*SUPPLIED RECORDS*:

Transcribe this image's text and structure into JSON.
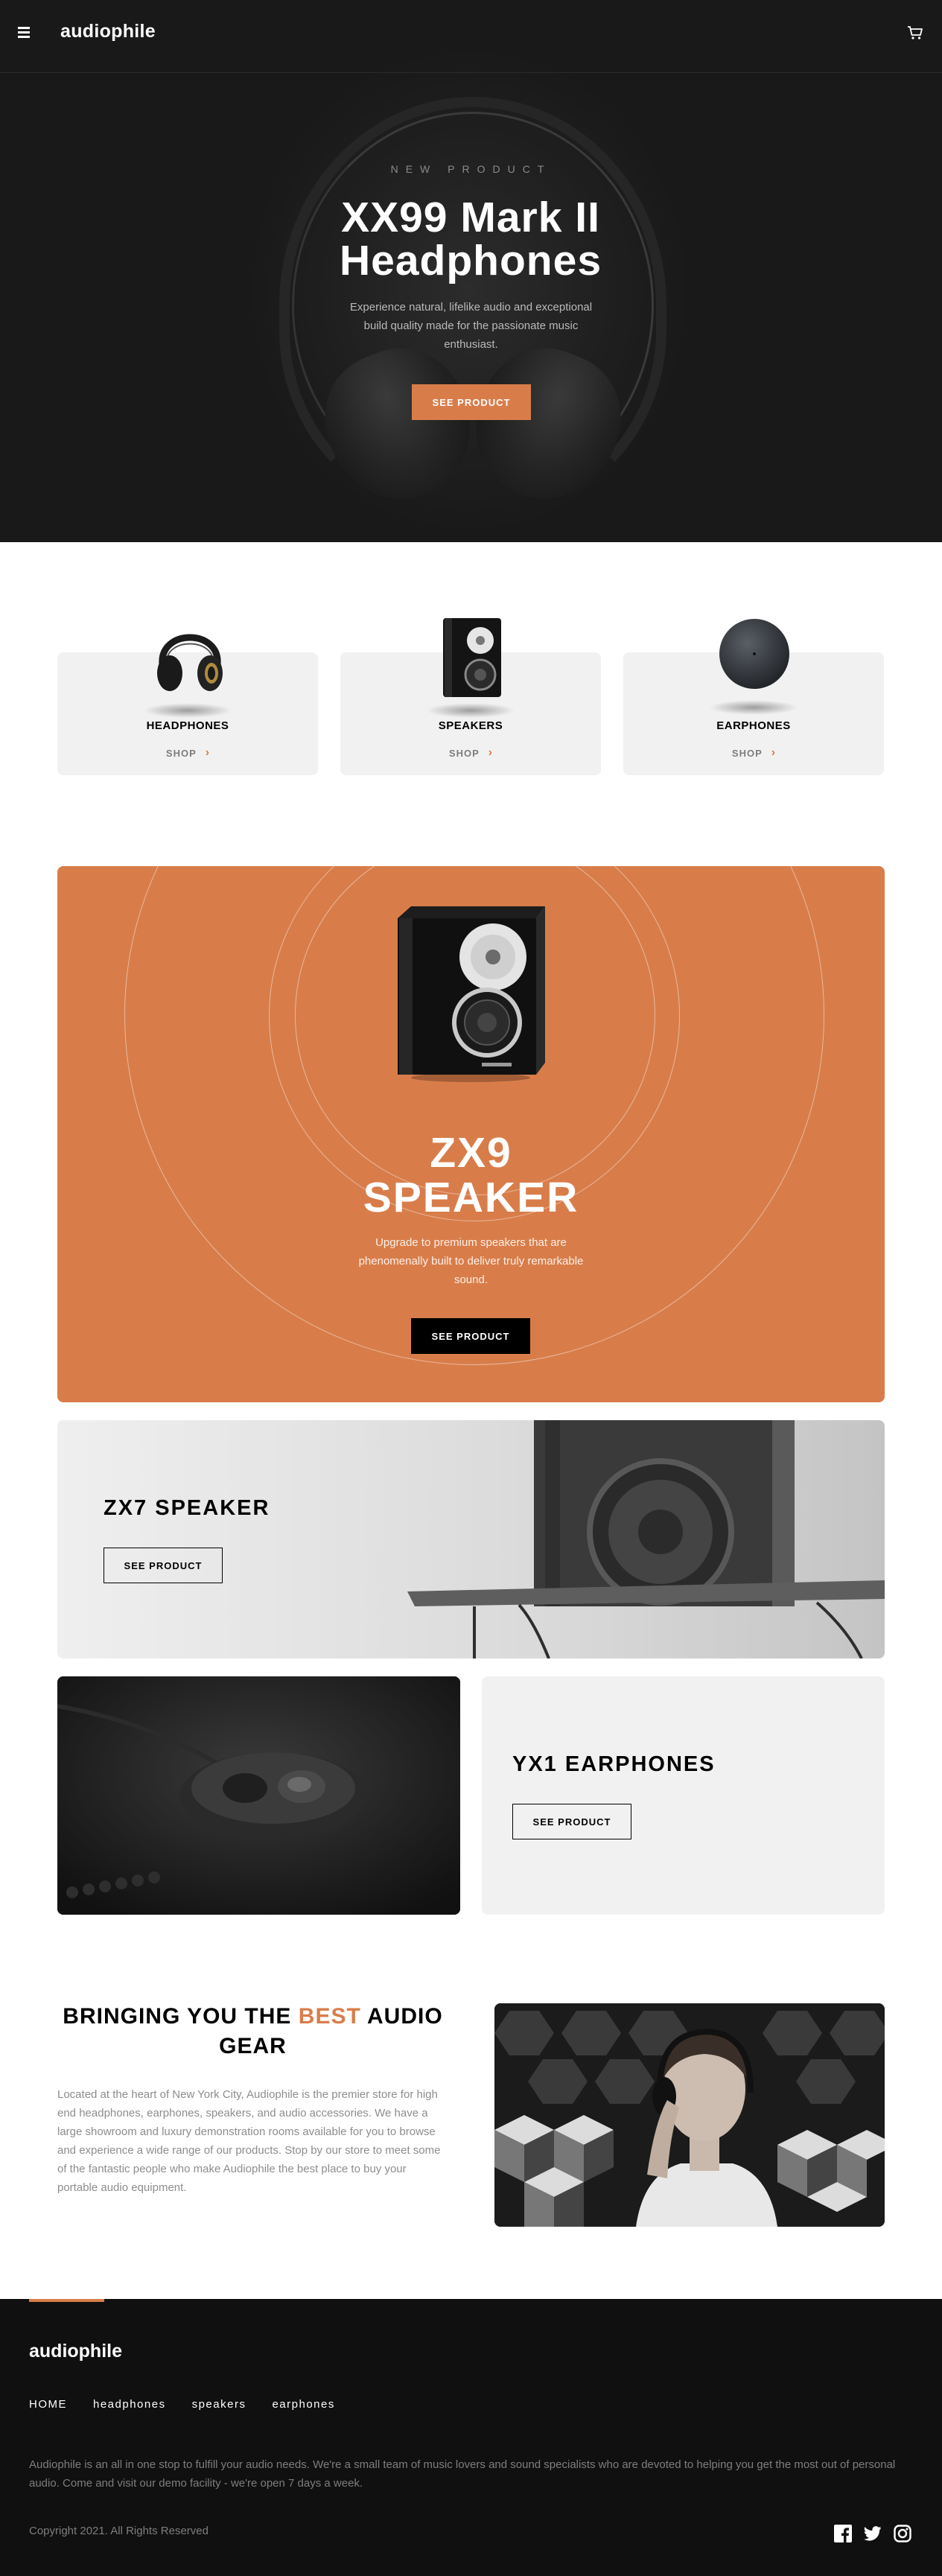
{
  "header": {
    "logo": "audiophile",
    "menu_icon": "hamburger-menu-icon",
    "cart_icon": "cart-icon"
  },
  "hero": {
    "overline": "NEW PRODUCT",
    "title": "XX99 Mark II Headphones",
    "description": "Experience natural, lifelike audio and exceptional build quality made for the passionate music enthusiast.",
    "button": "SEE PRODUCT"
  },
  "categories": [
    {
      "label": "HEADPHONES",
      "shop": "SHOP"
    },
    {
      "label": "SPEAKERS",
      "shop": "SHOP"
    },
    {
      "label": "EARPHONES",
      "shop": "SHOP"
    }
  ],
  "zx9": {
    "title_line1": "ZX9",
    "title_line2": "SPEAKER",
    "description": "Upgrade to premium speakers that are phenomenally built to deliver truly remarkable sound.",
    "button": "SEE PRODUCT"
  },
  "zx7": {
    "title": "ZX7 SPEAKER",
    "button": "SEE PRODUCT"
  },
  "yx1": {
    "title": "YX1 EARPHONES",
    "button": "SEE PRODUCT"
  },
  "about": {
    "title_before": "BRINGING YOU THE ",
    "title_accent": "BEST",
    "title_after": " AUDIO GEAR",
    "text": "Located at the heart of New York City, Audiophile is the premier store for high end headphones, earphones, speakers, and audio accessories. We have a large showroom and luxury demonstration rooms available for you to browse and experience a wide range of our products. Stop by our store to meet some of the fantastic people who make Audiophile the best place to buy your portable audio equipment."
  },
  "footer": {
    "logo": "audiophile",
    "nav": [
      "HOME",
      "headphones",
      "speakers",
      "earphones"
    ],
    "description": "Audiophile is an all in one stop to fulfill your audio needs. We're a small team of music lovers and sound specialists who are devoted to helping you get the most out of personal audio. Come and visit our demo facility - we're open 7 days a week.",
    "copyright": "Copyright 2021. All Rights Reserved",
    "social_icons": [
      "facebook-icon",
      "twitter-icon",
      "instagram-icon"
    ]
  },
  "colors": {
    "accent": "#d87d4a",
    "dark": "#191919",
    "light_gray": "#f1f1f1"
  }
}
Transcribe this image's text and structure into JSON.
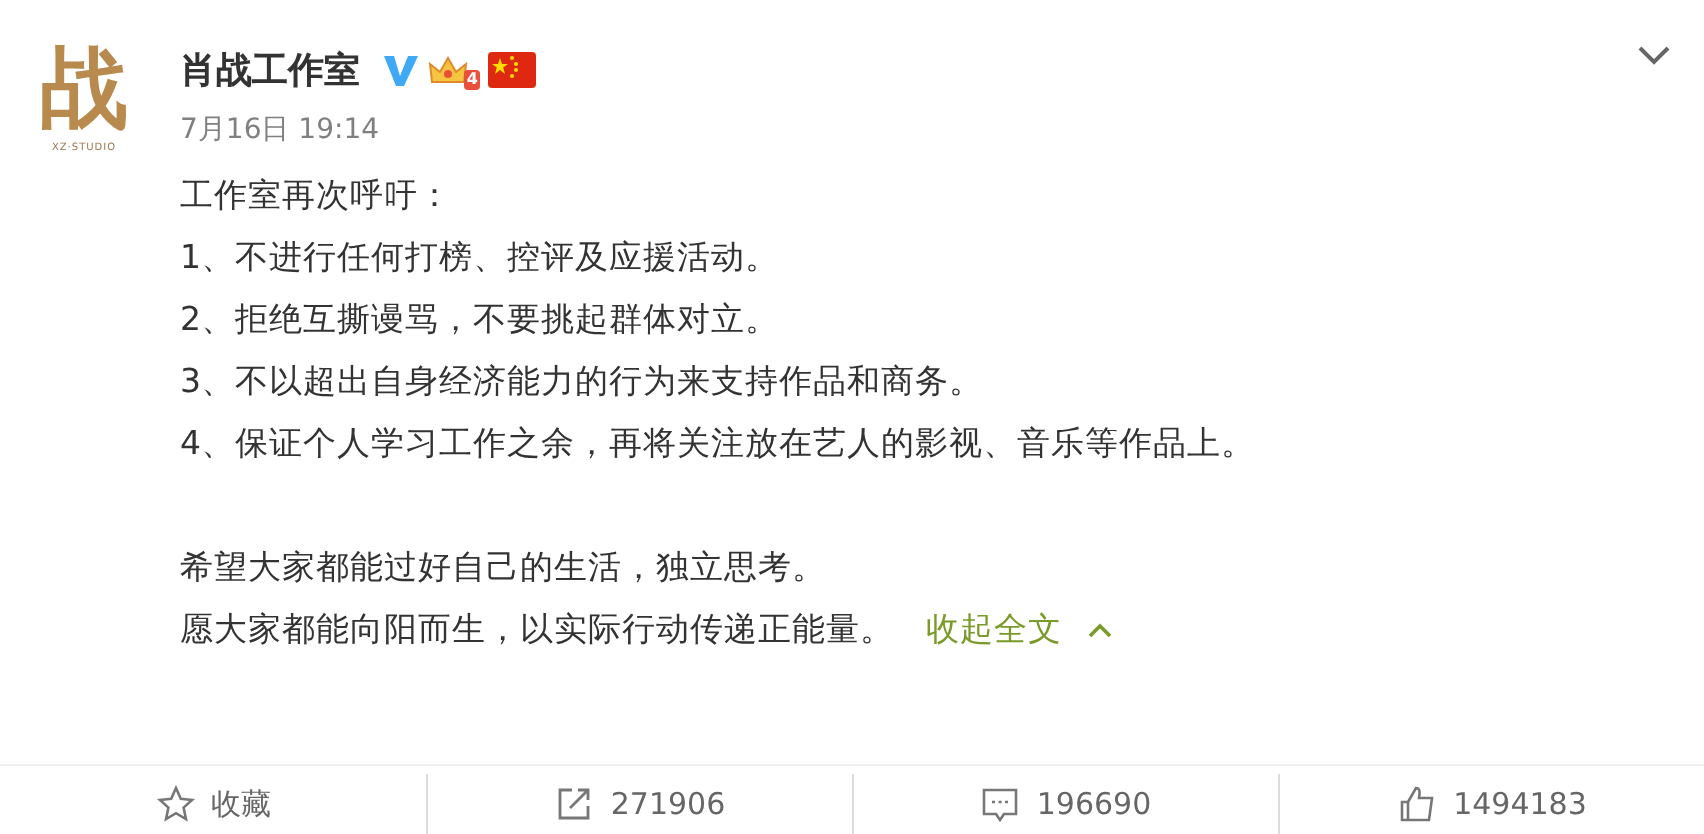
{
  "author": {
    "avatar_text": "战",
    "avatar_caption": "XZ·STUDIO",
    "name": "肖战工作室",
    "level": "4"
  },
  "time": "7月16日 19:14",
  "paragraphs": [
    [
      "工作室再次呼吁：",
      "1、不进行任何打榜、控评及应援活动。",
      "2、拒绝互撕谩骂，不要挑起群体对立。",
      "3、不以超出自身经济能力的行为来支持作品和商务。",
      "4、保证个人学习工作之余，再将关注放在艺人的影视、音乐等作品上。"
    ],
    [
      "希望大家都能过好自己的生活，独立思考。",
      "愿大家都能向阳而生，以实际行动传递正能量。"
    ]
  ],
  "collapse_link": "收起全文",
  "actions": [
    {
      "kind": "favorite",
      "label": "收藏"
    },
    {
      "kind": "repost",
      "label": "271906"
    },
    {
      "kind": "comment",
      "label": "196690"
    },
    {
      "kind": "like",
      "label": "1494183"
    }
  ]
}
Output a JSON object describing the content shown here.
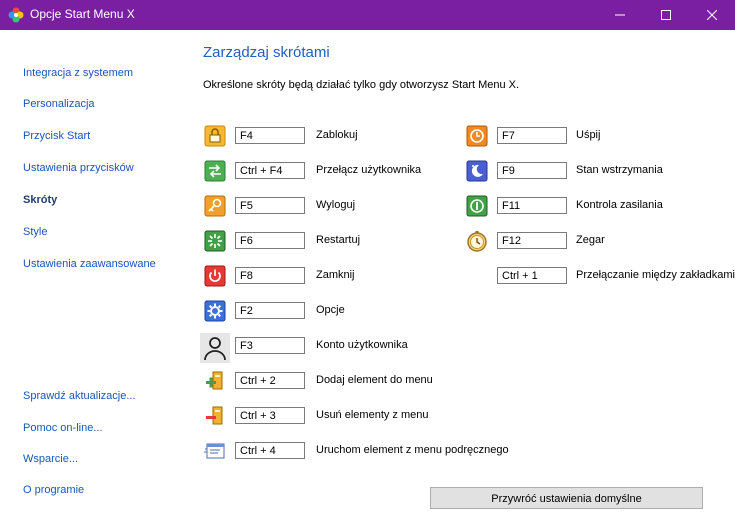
{
  "window": {
    "title": "Opcje Start Menu X"
  },
  "sidebar": {
    "items": [
      {
        "label": "Integracja z systemem",
        "active": false
      },
      {
        "label": "Personalizacja",
        "active": false
      },
      {
        "label": "Przycisk Start",
        "active": false
      },
      {
        "label": "Ustawienia przycisków",
        "active": false
      },
      {
        "label": "Skróty",
        "active": true
      },
      {
        "label": "Style",
        "active": false
      },
      {
        "label": "Ustawienia zaawansowane",
        "active": false
      }
    ],
    "bottom_items": [
      {
        "label": "Sprawdź aktualizacje..."
      },
      {
        "label": "Pomoc on-line..."
      },
      {
        "label": "Wsparcie..."
      },
      {
        "label": "O programie"
      }
    ]
  },
  "main": {
    "heading": "Zarządzaj skrótami",
    "description": "Określone skróty będą działać tylko gdy otworzysz Start Menu X.",
    "left_shortcuts": [
      {
        "icon": "lock-icon",
        "key": "F4",
        "label": "Zablokuj"
      },
      {
        "icon": "switch-user-icon",
        "key": "Ctrl + F4",
        "label": "Przełącz użytkownika"
      },
      {
        "icon": "logoff-key-icon",
        "key": "F5",
        "label": "Wyloguj"
      },
      {
        "icon": "restart-icon",
        "key": "F6",
        "label": "Restartuj"
      },
      {
        "icon": "power-icon",
        "key": "F8",
        "label": "Zamknij"
      },
      {
        "icon": "gear-icon",
        "key": "F2",
        "label": "Opcje"
      },
      {
        "icon": "user-account-icon",
        "key": "F3",
        "label": "Konto użytkownika"
      },
      {
        "icon": "add-to-menu-icon",
        "key": "Ctrl + 2",
        "label": "Dodaj element do menu"
      },
      {
        "icon": "remove-from-menu-icon",
        "key": "Ctrl + 3",
        "label": "Usuń elementy z menu"
      },
      {
        "icon": "run-context-item-icon",
        "key": "Ctrl + 4",
        "label": "Uruchom element z menu podręcznego"
      }
    ],
    "right_shortcuts": [
      {
        "icon": "sleep-icon",
        "key": "F7",
        "label": "Uśpij"
      },
      {
        "icon": "hibernate-moon-icon",
        "key": "F9",
        "label": "Stan wstrzymania"
      },
      {
        "icon": "power-control-icon",
        "key": "F11",
        "label": "Kontrola zasilania"
      },
      {
        "icon": "clock-icon",
        "key": "F12",
        "label": "Zegar"
      },
      {
        "icon": "",
        "key": "Ctrl + 1",
        "label": "Przełączanie między zakładkami"
      }
    ],
    "reset_button": "Przywróć ustawienia domyślne"
  },
  "colors": {
    "titlebar": "#7b1fa2",
    "link": "#1a56b8",
    "heading": "#1f5fbf"
  }
}
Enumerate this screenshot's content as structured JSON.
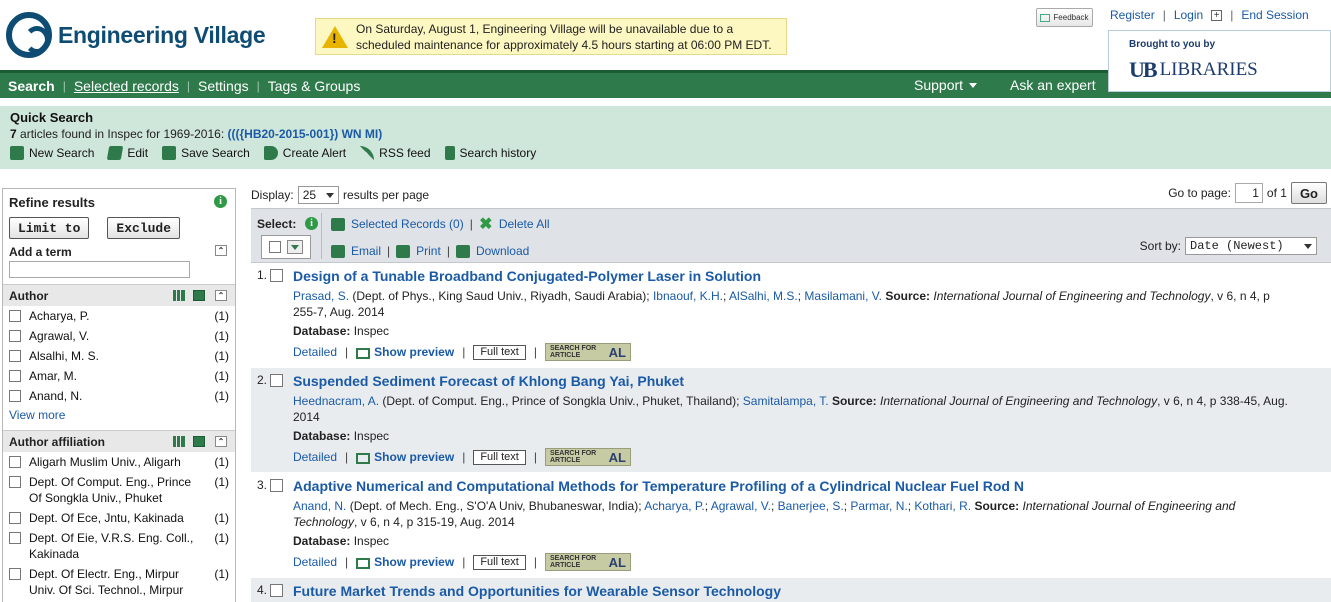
{
  "header": {
    "logo_text": "Engineering Village",
    "alert_text": "On Saturday, August 1, Engineering Village will be unavailable due to a scheduled maintenance for approximately 4.5 hours starting at 06:00 PM EDT.",
    "feedback_label": "Feedback",
    "register": "Register",
    "login": "Login",
    "end_session": "End Session",
    "brought_by": "Brought to you by",
    "library_logo": "UB",
    "library_name": "LIBRARIES"
  },
  "nav": {
    "search": "Search",
    "selected_records": "Selected records",
    "settings": "Settings",
    "tags_groups": "Tags & Groups",
    "support": "Support",
    "ask_expert": "Ask an expert"
  },
  "quick_search": {
    "title": "Quick Search",
    "count": "7",
    "found_text": "articles found in Inspec for 1969-2016:",
    "query": "((({HB20-2015-001}) WN MI)",
    "actions": [
      "New Search",
      "Edit",
      "Save Search",
      "Create Alert",
      "RSS feed",
      "Search history"
    ]
  },
  "refine": {
    "title": "Refine results",
    "limit_to": "Limit to",
    "exclude": "Exclude",
    "add_term": "Add a term",
    "author_title": "Author",
    "authors": [
      {
        "name": "Acharya, P.",
        "count": "(1)"
      },
      {
        "name": "Agrawal, V.",
        "count": "(1)"
      },
      {
        "name": "Alsalhi, M. S.",
        "count": "(1)"
      },
      {
        "name": "Amar, M.",
        "count": "(1)"
      },
      {
        "name": "Anand, N.",
        "count": "(1)"
      }
    ],
    "view_more": "View more",
    "affiliation_title": "Author affiliation",
    "affiliations": [
      {
        "name": "Aligarh Muslim Univ., Aligarh",
        "count": "(1)"
      },
      {
        "name": "Dept. Of Comput. Eng., Prince Of Songkla Univ., Phuket",
        "count": "(1)"
      },
      {
        "name": "Dept. Of Ece, Jntu, Kakinada",
        "count": "(1)"
      },
      {
        "name": "Dept. Of Eie, V.R.S. Eng. Coll., Kakinada",
        "count": "(1)"
      },
      {
        "name": "Dept. Of Electr. Eng., Mirpur Univ. Of Sci. Technol., Mirpur",
        "count": "(1)"
      }
    ]
  },
  "display": {
    "label": "Display:",
    "per_page": "25",
    "suffix": "results per page",
    "goto": "Go to page:",
    "page": "1",
    "of": "of 1",
    "go": "Go"
  },
  "toolbar": {
    "select": "Select:",
    "selected_records": "Selected Records (0)",
    "delete_all": "Delete All",
    "email": "Email",
    "print": "Print",
    "download": "Download",
    "sort_by": "Sort by:",
    "sort_value": "Date (Newest)"
  },
  "results": [
    {
      "num": "1.",
      "title": "Design of a Tunable Broadband Conjugated-Polymer Laser in Solution",
      "authors": [
        {
          "name": "Prasad, S.",
          "aff": " (Dept. of Phys., King Saud Univ., Riyadh, Saudi Arabia); "
        },
        {
          "name": "Ibnaouf, K.H.",
          "aff": "; "
        },
        {
          "name": "AlSalhi, M.S.",
          "aff": "; "
        },
        {
          "name": "Masilamani, V.",
          "aff": " "
        }
      ],
      "source_label": "Source:",
      "journal": "International Journal of Engineering and Technology",
      "citation": ", v 6, n 4, p 255-7, Aug. 2014",
      "db_label": "Database:",
      "db": "Inspec"
    },
    {
      "num": "2.",
      "title": "Suspended Sediment Forecast of Khlong Bang Yai, Phuket",
      "authors": [
        {
          "name": "Heednacram, A.",
          "aff": " (Dept. of Comput. Eng., Prince of Songkla Univ., Phuket, Thailand); "
        },
        {
          "name": "Samitalampa, T.",
          "aff": " "
        }
      ],
      "source_label": "Source:",
      "journal": "International Journal of Engineering and Technology",
      "citation": ", v 6, n 4, p 338-45, Aug. 2014",
      "db_label": "Database:",
      "db": "Inspec"
    },
    {
      "num": "3.",
      "title": "Adaptive Numerical and Computational Methods for Temperature Profiling of a Cylindrical Nuclear Fuel Rod N",
      "authors": [
        {
          "name": "Anand, N.",
          "aff": " (Dept. of Mech. Eng., S'O'A Univ, Bhubaneswar, India); "
        },
        {
          "name": "Acharya, P.",
          "aff": "; "
        },
        {
          "name": "Agrawal, V.",
          "aff": "; "
        },
        {
          "name": "Banerjee, S.",
          "aff": "; "
        },
        {
          "name": "Parmar, N.",
          "aff": "; "
        },
        {
          "name": "Kothari, R.",
          "aff": " "
        }
      ],
      "source_label": "Source:",
      "journal": "International Journal of Engineering and Technology",
      "citation": ", v 6, n 4, p 315-19, Aug. 2014",
      "db_label": "Database:",
      "db": "Inspec"
    },
    {
      "num": "4.",
      "title": "Future Market Trends and Opportunities for Wearable Sensor Technology",
      "authors": [],
      "source_label": "",
      "journal": "",
      "citation": "",
      "db_label": "",
      "db": ""
    }
  ],
  "result_links": {
    "detailed": "Detailed",
    "show_preview": "Show preview",
    "full_text": "Full text",
    "sfa_top": "SEARCH FOR",
    "sfa_bottom": "ARTICLE",
    "sfa_logo": "AL"
  },
  "colors": {
    "brand_green": "#2e7a4b",
    "link_blue": "#1a5aa6",
    "quick_bg": "#cfe6da",
    "alert_bg": "#fdf7c2"
  }
}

*TASK STATEMENT*:
Among the lines of the records above, count those holding the string "Ctrl", and report only the number.

*EXERCISE RESPONSE*:
5